§ EXTRACTED DATA:
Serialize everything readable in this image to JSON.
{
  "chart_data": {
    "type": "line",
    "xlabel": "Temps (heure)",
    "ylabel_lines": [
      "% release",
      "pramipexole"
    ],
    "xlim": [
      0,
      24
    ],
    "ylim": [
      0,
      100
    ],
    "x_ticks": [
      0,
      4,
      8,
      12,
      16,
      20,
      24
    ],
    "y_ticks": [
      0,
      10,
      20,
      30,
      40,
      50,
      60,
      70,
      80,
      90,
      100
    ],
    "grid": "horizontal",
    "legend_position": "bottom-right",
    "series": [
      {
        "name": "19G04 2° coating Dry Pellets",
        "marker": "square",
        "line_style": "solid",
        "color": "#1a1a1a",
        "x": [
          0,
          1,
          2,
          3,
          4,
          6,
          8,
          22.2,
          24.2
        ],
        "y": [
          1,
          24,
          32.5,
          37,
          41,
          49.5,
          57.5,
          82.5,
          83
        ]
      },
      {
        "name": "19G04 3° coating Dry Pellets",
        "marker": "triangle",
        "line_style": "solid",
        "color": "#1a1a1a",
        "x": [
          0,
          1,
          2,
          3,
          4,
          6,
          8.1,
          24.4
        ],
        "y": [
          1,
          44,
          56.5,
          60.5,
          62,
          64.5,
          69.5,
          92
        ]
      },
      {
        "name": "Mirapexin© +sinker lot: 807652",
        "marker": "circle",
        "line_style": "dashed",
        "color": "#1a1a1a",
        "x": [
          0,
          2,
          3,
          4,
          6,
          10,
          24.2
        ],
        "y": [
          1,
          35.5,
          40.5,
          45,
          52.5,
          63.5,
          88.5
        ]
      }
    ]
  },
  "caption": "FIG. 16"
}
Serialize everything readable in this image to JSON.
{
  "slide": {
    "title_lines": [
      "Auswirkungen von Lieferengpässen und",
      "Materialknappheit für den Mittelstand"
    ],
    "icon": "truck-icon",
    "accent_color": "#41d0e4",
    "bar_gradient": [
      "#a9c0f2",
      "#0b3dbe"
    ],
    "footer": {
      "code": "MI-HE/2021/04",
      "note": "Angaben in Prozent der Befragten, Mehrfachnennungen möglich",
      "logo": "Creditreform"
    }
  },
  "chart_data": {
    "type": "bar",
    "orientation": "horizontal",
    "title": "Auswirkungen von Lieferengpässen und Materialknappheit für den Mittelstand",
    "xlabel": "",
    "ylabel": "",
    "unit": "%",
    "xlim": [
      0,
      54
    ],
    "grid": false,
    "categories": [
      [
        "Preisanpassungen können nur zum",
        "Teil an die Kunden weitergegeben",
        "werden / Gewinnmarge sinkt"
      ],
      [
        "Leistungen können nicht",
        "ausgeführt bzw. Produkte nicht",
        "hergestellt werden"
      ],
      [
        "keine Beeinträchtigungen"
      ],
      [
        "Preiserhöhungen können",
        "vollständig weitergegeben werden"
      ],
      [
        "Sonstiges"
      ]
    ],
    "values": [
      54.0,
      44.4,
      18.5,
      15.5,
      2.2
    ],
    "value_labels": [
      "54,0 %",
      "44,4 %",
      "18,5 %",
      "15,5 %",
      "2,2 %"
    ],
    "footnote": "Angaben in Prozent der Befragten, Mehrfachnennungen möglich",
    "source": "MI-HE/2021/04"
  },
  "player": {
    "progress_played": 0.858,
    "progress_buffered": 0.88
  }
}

§ DO THIS:
All of the entries must be quoted exactly; please include each one.

§ RESULT OF THIS EXERCISE:
Serialize everything readable in this image to JSON.
{
  "chart_data": {
    "type": "line",
    "xlabel": "Temps (heure)",
    "ylabel_lines": [
      "% release",
      "pramipexole"
    ],
    "xlim": [
      0,
      24
    ],
    "ylim": [
      0,
      100
    ],
    "x_ticks": [
      0,
      4,
      8,
      12,
      16,
      20,
      24
    ],
    "y_ticks": [
      0,
      10,
      20,
      30,
      40,
      50,
      60,
      70,
      80,
      90,
      100
    ],
    "grid": "horizontal",
    "legend_position": "bottom-right",
    "series": [
      {
        "name": "19G04 2° coating Dry Pellets",
        "marker": "square",
        "line_style": "solid",
        "color": "#1a1a1a",
        "x": [
          0,
          1,
          2,
          3,
          4,
          6,
          8,
          22.2,
          24.2
        ],
        "y": [
          1,
          24,
          32.5,
          37,
          41,
          49.5,
          57.5,
          82.5,
          83
        ]
      },
      {
        "name": "19G04 3° coating Dry Pellets",
        "marker": "triangle",
        "line_style": "solid",
        "color": "#1a1a1a",
        "x": [
          0,
          1,
          2,
          3,
          4,
          6,
          8.1,
          24.4
        ],
        "y": [
          1,
          44,
          56.5,
          60.5,
          62,
          64.5,
          69.5,
          92
        ]
      },
      {
        "name": "Mirapexin© +sinker lot: 807652",
        "marker": "circle",
        "line_style": "dashed",
        "color": "#1a1a1a",
        "x": [
          0,
          2,
          3,
          4,
          6,
          10,
          24.2
        ],
        "y": [
          1,
          35.5,
          40.5,
          45,
          52.5,
          63.5,
          88.5
        ]
      }
    ]
  },
  "caption": "FIG. 16"
}
Serialize everything readable in this image to JSON.
{
  "slide": {
    "title_lines": [
      "Auswirkungen von Lieferengpässen und",
      "Materialknappheit für den Mittelstand"
    ],
    "icon": "truck-icon",
    "accent_color": "#41d0e4",
    "bar_gradient": [
      "#a9c0f2",
      "#0b3dbe"
    ],
    "footer": {
      "code": "MI-HE/2021/04",
      "note": "Angaben in Prozent der Befragten, Mehrfachnennungen möglich",
      "logo": "Creditreform"
    }
  },
  "chart_data": {
    "type": "bar",
    "orientation": "horizontal",
    "title": "Auswirkungen von Lieferengpässen und Materialknappheit für den Mittelstand",
    "xlabel": "",
    "ylabel": "",
    "unit": "%",
    "xlim": [
      0,
      54
    ],
    "grid": false,
    "categories": [
      [
        "Preisanpassungen können nur zum",
        "Teil an die Kunden weitergegeben",
        "werden / Gewinnmarge sinkt"
      ],
      [
        "Leistungen können nicht",
        "ausgeführt bzw. Produkte nicht",
        "hergestellt werden"
      ],
      [
        "keine Beeinträchtigungen"
      ],
      [
        "Preiserhöhungen können",
        "vollständig weitergegeben werden"
      ],
      [
        "Sonstiges"
      ]
    ],
    "values": [
      54.0,
      44.4,
      18.5,
      15.5,
      2.2
    ],
    "value_labels": [
      "54,0 %",
      "44,4 %",
      "18,5 %",
      "15,5 %",
      "2,2 %"
    ],
    "footnote": "Angaben in Prozent der Befragten, Mehrfachnennungen möglich",
    "source": "MI-HE/2021/04"
  },
  "player": {
    "progress_played": 0.858,
    "progress_buffered": 0.88
  }
}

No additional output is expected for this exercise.